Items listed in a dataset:
□ □ □ □ □
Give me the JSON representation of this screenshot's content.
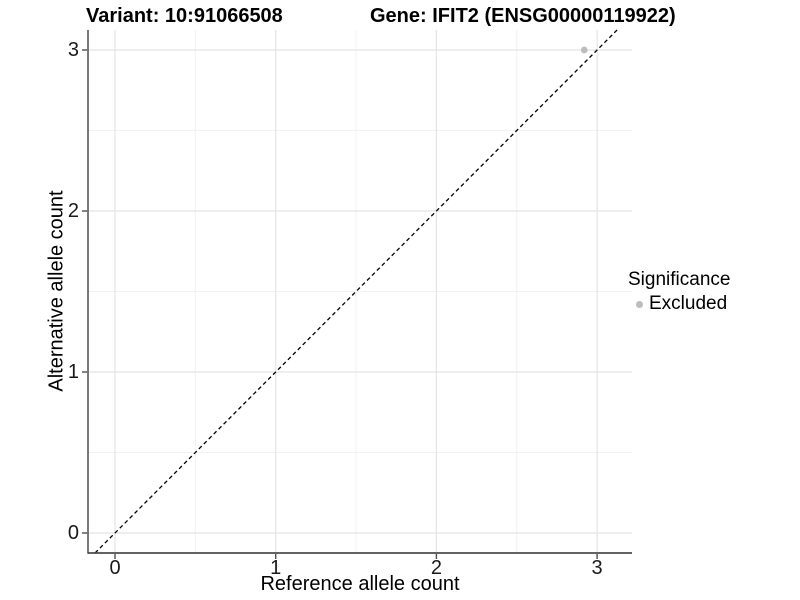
{
  "titles": {
    "variant": "Variant: 10:91066508",
    "gene": "Gene: IFIT2 (ENSG00000119922)"
  },
  "axes": {
    "x_label": "Reference allele count",
    "y_label": "Alternative allele count"
  },
  "legend": {
    "title": "Significance",
    "items": [
      {
        "label": "Excluded",
        "color": "#bcbcbc"
      }
    ]
  },
  "colors": {
    "background": "#ffffff",
    "grid_major": "#e4e4e4",
    "grid_minor": "#f2f2f2",
    "axis_line": "#4d4d4d",
    "tick_mark": "#4d4d4d",
    "identity_line": "#000000",
    "point_excluded": "#bcbcbc",
    "text": "#000000"
  },
  "chart_data": {
    "type": "scatter",
    "title": "Variant: 10:91066508 — Gene: IFIT2 (ENSG00000119922)",
    "xlabel": "Reference allele count",
    "ylabel": "Alternative allele count",
    "xlim": [
      -0.17,
      3.22
    ],
    "ylim": [
      -0.12,
      3.12
    ],
    "x_ticks": [
      0,
      1,
      2,
      3
    ],
    "y_ticks": [
      0,
      1,
      2,
      3
    ],
    "minor_ticks_x": [
      0.5,
      1.5,
      2.5
    ],
    "minor_ticks_y": [
      0.5,
      1.5,
      2.5
    ],
    "grid": true,
    "legend_position": "right",
    "series": [
      {
        "name": "Excluded",
        "color": "#bcbcbc",
        "points": [
          {
            "x": 2.92,
            "y": 3.0
          }
        ]
      }
    ],
    "reference_line": {
      "type": "identity",
      "equation": "y = x",
      "style": "dashed",
      "color": "#000000"
    }
  }
}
□ □ □ □ □
Repeat the entries exactly and keep the pictures out of the copy.

RESPONSE:
Give me the JSON representation of this screenshot's content.
{
  "titles": {
    "variant": "Variant: 10:91066508",
    "gene": "Gene: IFIT2 (ENSG00000119922)"
  },
  "axes": {
    "x_label": "Reference allele count",
    "y_label": "Alternative allele count"
  },
  "legend": {
    "title": "Significance",
    "items": [
      {
        "label": "Excluded",
        "color": "#bcbcbc"
      }
    ]
  },
  "colors": {
    "background": "#ffffff",
    "grid_major": "#e4e4e4",
    "grid_minor": "#f2f2f2",
    "axis_line": "#4d4d4d",
    "tick_mark": "#4d4d4d",
    "identity_line": "#000000",
    "point_excluded": "#bcbcbc",
    "text": "#000000"
  },
  "chart_data": {
    "type": "scatter",
    "title": "Variant: 10:91066508 — Gene: IFIT2 (ENSG00000119922)",
    "xlabel": "Reference allele count",
    "ylabel": "Alternative allele count",
    "xlim": [
      -0.17,
      3.22
    ],
    "ylim": [
      -0.12,
      3.12
    ],
    "x_ticks": [
      0,
      1,
      2,
      3
    ],
    "y_ticks": [
      0,
      1,
      2,
      3
    ],
    "minor_ticks_x": [
      0.5,
      1.5,
      2.5
    ],
    "minor_ticks_y": [
      0.5,
      1.5,
      2.5
    ],
    "grid": true,
    "legend_position": "right",
    "series": [
      {
        "name": "Excluded",
        "color": "#bcbcbc",
        "points": [
          {
            "x": 2.92,
            "y": 3.0
          }
        ]
      }
    ],
    "reference_line": {
      "type": "identity",
      "equation": "y = x",
      "style": "dashed",
      "color": "#000000"
    }
  }
}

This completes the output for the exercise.